SUPPLIED PASSAGE:

★ ★ ★ ★ ★ ★ ★

You can use the following command to run Diffusion Classfiier on the ID val single data split:
python diffusion-classifier/eval_prob_adaptive.py \
--dataset clevr \
--split test \
--n_trials 1 \
--to_keep 5 1 \
--n_samples 75 200 \
--loss l1 \
--prompt_path cobi2_datasets/single_object/single_prompts.csv \
--seed 1 \
--dataset_path 'cobi2_datasets/single_object/ID_test/' \
--output_file 'single_object_id_val.csv' \
--data_split 'id_val' \
--data_type 'single'
#--model_path 'models/single_object/seed_1.pt'
The model_path flag can be used to load fine-tuned models.
Two object and relational predictions can be run using the corresponding folder of prompt files, for example:
python diffusion-classifier/eval_prob_adaptive.py \
--dataset clevr \
--split test \
--n_trials 1 \
--to_keep 5 1 \
--n_samples 75 200 \
--loss l1 \
--prompt_path cobi2_datasets/two_object/two_object_prompts/two_obj_val \
--seed 1 \
--dataset_path 'cobi2_datasets/two_object/ood_val/' \
--output_file 'two_object_ood_val' \
--data_split 'ood_val' \
--data_type 'two_object'
The results are saved as csv files of predictions. To view the accuracy using the outputs the `print_acc.py' file can be used.
python print_acc.py --output_file "results/single/clip/clip_single_idval_s1.csv" --dataset "single"
For two object and relational the dataset split must be specified: idval, idtest, val, test, idval_gen, idtest_gen, val_gen or test_gen.
python print_acc.py --output_file "two_object_ood_val" --dataset "two_object" --datatype "val"
python tsne_plots.py --model_path "relational_finetuned_clip.pt"
python generate_sd_images.py --model_path "single_finetuned_dc/10" --prompt "a photo of a blue sphere"

★ ★ ★ ★ ★ ★ ★

Box annotation data:
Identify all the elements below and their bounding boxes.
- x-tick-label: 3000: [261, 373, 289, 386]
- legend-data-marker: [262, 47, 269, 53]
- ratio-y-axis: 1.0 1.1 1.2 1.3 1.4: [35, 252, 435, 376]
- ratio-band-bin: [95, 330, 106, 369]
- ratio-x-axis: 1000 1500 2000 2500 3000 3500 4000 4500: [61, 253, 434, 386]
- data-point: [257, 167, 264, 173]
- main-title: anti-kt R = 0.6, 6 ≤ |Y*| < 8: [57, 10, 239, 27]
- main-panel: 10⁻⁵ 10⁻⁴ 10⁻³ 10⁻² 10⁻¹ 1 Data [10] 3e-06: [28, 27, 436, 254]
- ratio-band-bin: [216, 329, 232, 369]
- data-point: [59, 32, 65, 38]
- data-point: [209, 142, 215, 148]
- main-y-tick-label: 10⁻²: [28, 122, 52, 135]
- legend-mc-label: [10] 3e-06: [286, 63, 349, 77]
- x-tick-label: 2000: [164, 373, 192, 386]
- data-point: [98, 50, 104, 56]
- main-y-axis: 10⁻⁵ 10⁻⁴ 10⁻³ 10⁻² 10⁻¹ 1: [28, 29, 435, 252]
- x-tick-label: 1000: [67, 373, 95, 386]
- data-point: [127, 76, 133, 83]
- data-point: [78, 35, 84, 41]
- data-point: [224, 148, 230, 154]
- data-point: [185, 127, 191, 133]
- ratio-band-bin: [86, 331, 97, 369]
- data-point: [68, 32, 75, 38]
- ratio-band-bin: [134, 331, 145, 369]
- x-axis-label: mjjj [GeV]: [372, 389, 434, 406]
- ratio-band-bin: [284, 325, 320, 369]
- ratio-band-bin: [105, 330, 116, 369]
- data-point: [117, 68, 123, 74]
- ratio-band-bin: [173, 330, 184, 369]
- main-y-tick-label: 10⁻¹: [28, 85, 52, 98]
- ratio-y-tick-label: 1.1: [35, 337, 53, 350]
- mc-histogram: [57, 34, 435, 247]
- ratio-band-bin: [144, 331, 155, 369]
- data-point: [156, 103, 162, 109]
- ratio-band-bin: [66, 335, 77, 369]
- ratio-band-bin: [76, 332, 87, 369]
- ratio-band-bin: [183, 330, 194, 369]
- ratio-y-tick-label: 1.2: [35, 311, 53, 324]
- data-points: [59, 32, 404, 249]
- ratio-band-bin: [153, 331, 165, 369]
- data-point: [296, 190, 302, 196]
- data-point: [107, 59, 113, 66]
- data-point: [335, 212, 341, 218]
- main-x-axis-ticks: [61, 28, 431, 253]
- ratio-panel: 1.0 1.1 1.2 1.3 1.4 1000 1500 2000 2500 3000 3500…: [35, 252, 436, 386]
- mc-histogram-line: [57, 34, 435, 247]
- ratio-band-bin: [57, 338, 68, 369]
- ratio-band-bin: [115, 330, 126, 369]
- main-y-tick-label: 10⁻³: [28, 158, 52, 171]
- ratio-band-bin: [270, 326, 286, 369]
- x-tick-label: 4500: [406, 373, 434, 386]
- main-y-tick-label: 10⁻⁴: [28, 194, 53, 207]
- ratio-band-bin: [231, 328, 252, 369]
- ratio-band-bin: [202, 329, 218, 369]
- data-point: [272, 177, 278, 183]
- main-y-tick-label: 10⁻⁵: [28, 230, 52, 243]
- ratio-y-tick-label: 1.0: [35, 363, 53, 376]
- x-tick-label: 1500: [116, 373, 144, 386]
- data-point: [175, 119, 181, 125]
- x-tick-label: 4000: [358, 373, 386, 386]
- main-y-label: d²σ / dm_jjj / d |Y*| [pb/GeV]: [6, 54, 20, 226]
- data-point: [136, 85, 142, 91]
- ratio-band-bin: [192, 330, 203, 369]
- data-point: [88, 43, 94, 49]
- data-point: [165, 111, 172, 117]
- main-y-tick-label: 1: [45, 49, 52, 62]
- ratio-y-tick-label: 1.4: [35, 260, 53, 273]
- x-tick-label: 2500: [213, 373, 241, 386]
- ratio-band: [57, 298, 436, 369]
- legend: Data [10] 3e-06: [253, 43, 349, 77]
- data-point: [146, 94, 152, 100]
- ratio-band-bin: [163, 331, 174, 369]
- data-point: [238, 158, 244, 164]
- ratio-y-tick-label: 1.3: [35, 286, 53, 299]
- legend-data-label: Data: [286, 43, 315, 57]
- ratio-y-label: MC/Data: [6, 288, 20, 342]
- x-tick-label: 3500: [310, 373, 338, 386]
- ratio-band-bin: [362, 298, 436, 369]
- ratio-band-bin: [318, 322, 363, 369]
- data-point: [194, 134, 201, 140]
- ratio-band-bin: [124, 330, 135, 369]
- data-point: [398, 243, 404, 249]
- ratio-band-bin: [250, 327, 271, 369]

★ ★ ★ ★ ★ ★ ★

YOUR TASKS:
a) In the command-line instructions, which file is used to view accuracy from the output files?
b) State how many lines of the entries contain the string "panel". Give only the number.

EXERCISE RESULTS:
a) The print_acc.py file.

b) 2